The request: Write out the entire listing below exactly as it appears, minus any pictures.
begin Data to process
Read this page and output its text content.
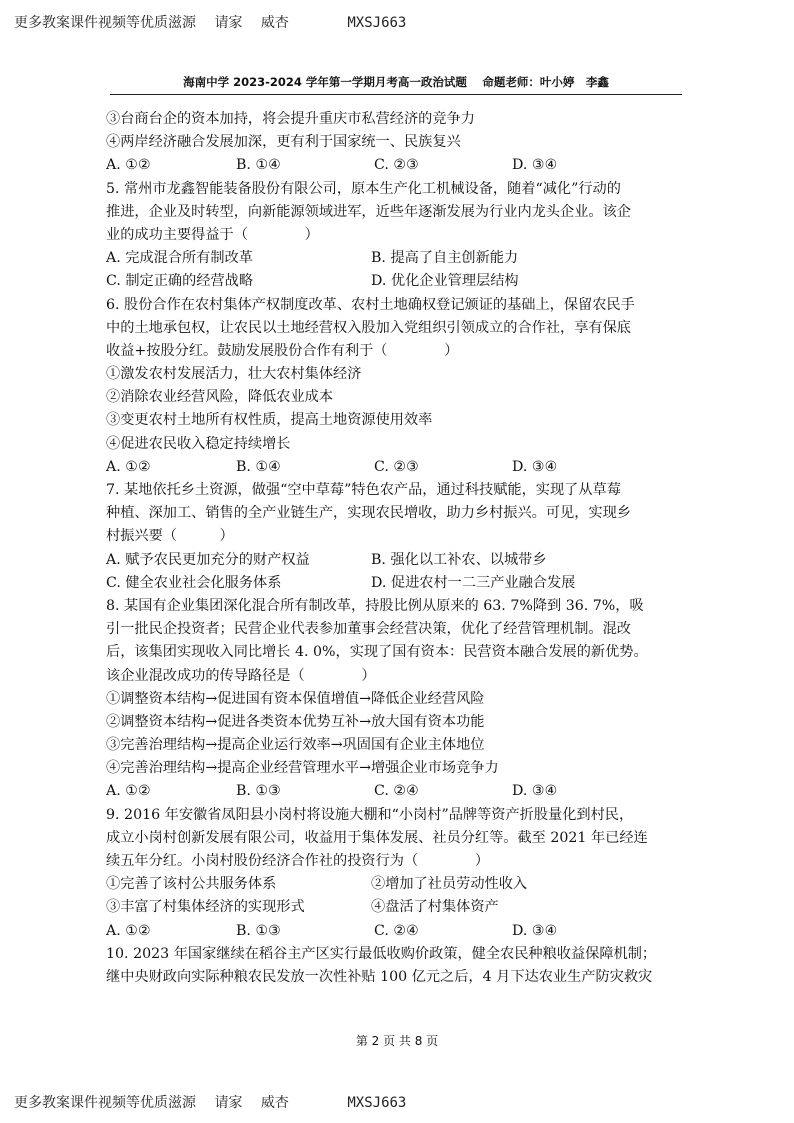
更多教案课件视频等优质滋源 请家 威杏	MXSJ663
海南中学 2023-2024 学年第一学期月考高一政治试题　 命题老师：叶小婷　李鑫
③台商台企的资本加持，将会提升重庆市私营经济的竞争力
④两岸经济融合发展加深，更有利于国家统一、民族复兴
A. ①②	B. ①④	C. ②③	D. ③④
5. 常州市龙鑫智能装备股份有限公司，原本生产化工机械设备，随着“减化”行动的
推进，企业及时转型，向新能源领域进军，近些年逐渐发展为行业内龙头企业。该企
业的成功主要得益于（　　　　）
A. 完成混合所有制改革	B. 提高了自主创新能力
C. 制定正确的经营战略	D. 优化企业管理层结构
6. 股份合作在农村集体产权制度改革、农村土地确权登记颁证的基础上，保留农民手
中的土地承包权，让农民以土地经营权入股加入党组织引领成立的合作社，享有保底
收益+按股分红。鼓励发展股份合作有利于（　　　　）
①激发农村发展活力，壮大农村集体经济
②消除农业经营风险，降低农业成本
③变更农村土地所有权性质，提高土地资源使用效率
④促进农民收入稳定持续增长
A. ①②	B. ①④	C. ②③	D. ③④
7. 某地依托乡土资源，做强“空中草莓”特色农产品，通过科技赋能，实现了从草莓
种植、深加工、销售的全产业链生产，实现农民增收，助力乡村振兴。可见，实现乡
村振兴要（　　　）
A. 赋予农民更加充分的财产权益	B. 强化以工补农、以城带乡
C. 健全农业社会化服务体系	D. 促进农村一二三产业融合发展
8. 某国有企业集团深化混合所有制改革，持股比例从原来的 63. 7%降到 36. 7%，吸
引一批民企投资者；民营企业代表参加董事会经营决策，优化了经营管理机制。混改
后，该集团实现收入同比增长 4. 0%，实现了国有资本：民营资本融合发展的新优势。
该企业混改成功的传导路径是（　　　　）
①调整资本结构→促进国有资本保值增值→降低企业经营风险
②调整资本结构→促进各类资本优势互补→放大国有资本功能
③完善治理结构→提高企业运行效率→巩固国有企业主体地位
④完善治理结构→提高企业经营管理水平→增强企业市场竞争力
A. ①②	B. ①③	C. ②④	D. ③④
9. 2016 年安徽省凤阳县小岗村将设施大棚和“小岗村”品牌等资产折股量化到村民，
成立小岗村创新发展有限公司，收益用于集体发展、社员分红等。截至 2021 年已经连
续五年分红。小岗村股份经济合作社的投资行为（　　　　）
①完善了该村公共服务体系	②增加了社员劳动性收入
③丰富了村集体经济的实现形式	④盘活了村集体资产
A. ①②	B. ①③	C. ②④	D. ③④
10. 2023 年国家继续在稻谷主产区实行最低收购价政策，健全农民种粮收益保障机制；
继中央财政向实际种粮农民发放一次性补贴 100 亿元之后，4 月下达农业生产防灾救灾
第 2 页 共 8 页
更多教案课件视频等优质滋源 请家 威杏	MXSJ663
end Data to process
Answer to the task:
Read this page and output its text content.
更多教案课件视频等优质滋源 请家 威杏	MXSJ663
海南中学 2023-2024 学年第一学期月考高一政治试题　 命题老师：叶小婷　李鑫
③台商台企的资本加持，将会提升重庆市私营经济的竞争力
④两岸经济融合发展加深，更有利于国家统一、民族复兴
A. ①②	B. ①④	C. ②③	D. ③④
5. 常州市龙鑫智能装备股份有限公司，原本生产化工机械设备，随着“减化”行动的
推进，企业及时转型，向新能源领域进军，近些年逐渐发展为行业内龙头企业。该企
业的成功主要得益于（　　　　）
A. 完成混合所有制改革	B. 提高了自主创新能力
C. 制定正确的经营战略	D. 优化企业管理层结构
6. 股份合作在农村集体产权制度改革、农村土地确权登记颁证的基础上，保留农民手
中的土地承包权，让农民以土地经营权入股加入党组织引领成立的合作社，享有保底
收益+按股分红。鼓励发展股份合作有利于（　　　　）
①激发农村发展活力，壮大农村集体经济
②消除农业经营风险，降低农业成本
③变更农村土地所有权性质，提高土地资源使用效率
④促进农民收入稳定持续增长
A. ①②	B. ①④	C. ②③	D. ③④
7. 某地依托乡土资源，做强“空中草莓”特色农产品，通过科技赋能，实现了从草莓
种植、深加工、销售的全产业链生产，实现农民增收，助力乡村振兴。可见，实现乡
村振兴要（　　　）
A. 赋予农民更加充分的财产权益	B. 强化以工补农、以城带乡
C. 健全农业社会化服务体系	D. 促进农村一二三产业融合发展
8. 某国有企业集团深化混合所有制改革，持股比例从原来的 63. 7%降到 36. 7%，吸
引一批民企投资者；民营企业代表参加董事会经营决策，优化了经营管理机制。混改
后，该集团实现收入同比增长 4. 0%，实现了国有资本：民营资本融合发展的新优势。
该企业混改成功的传导路径是（　　　　）
①调整资本结构→促进国有资本保值增值→降低企业经营风险
②调整资本结构→促进各类资本优势互补→放大国有资本功能
③完善治理结构→提高企业运行效率→巩固国有企业主体地位
④完善治理结构→提高企业经营管理水平→增强企业市场竞争力
A. ①②	B. ①③	C. ②④	D. ③④
9. 2016 年安徽省凤阳县小岗村将设施大棚和“小岗村”品牌等资产折股量化到村民，
成立小岗村创新发展有限公司，收益用于集体发展、社员分红等。截至 2021 年已经连
续五年分红。小岗村股份经济合作社的投资行为（　　　　）
①完善了该村公共服务体系	②增加了社员劳动性收入
③丰富了村集体经济的实现形式	④盘活了村集体资产
A. ①②	B. ①③	C. ②④	D. ③④
10. 2023 年国家继续在稻谷主产区实行最低收购价政策，健全农民种粮收益保障机制；
继中央财政向实际种粮农民发放一次性补贴 100 亿元之后，4 月下达农业生产防灾救灾
第 2 页 共 8 页
更多教案课件视频等优质滋源 请家 威杏	MXSJ663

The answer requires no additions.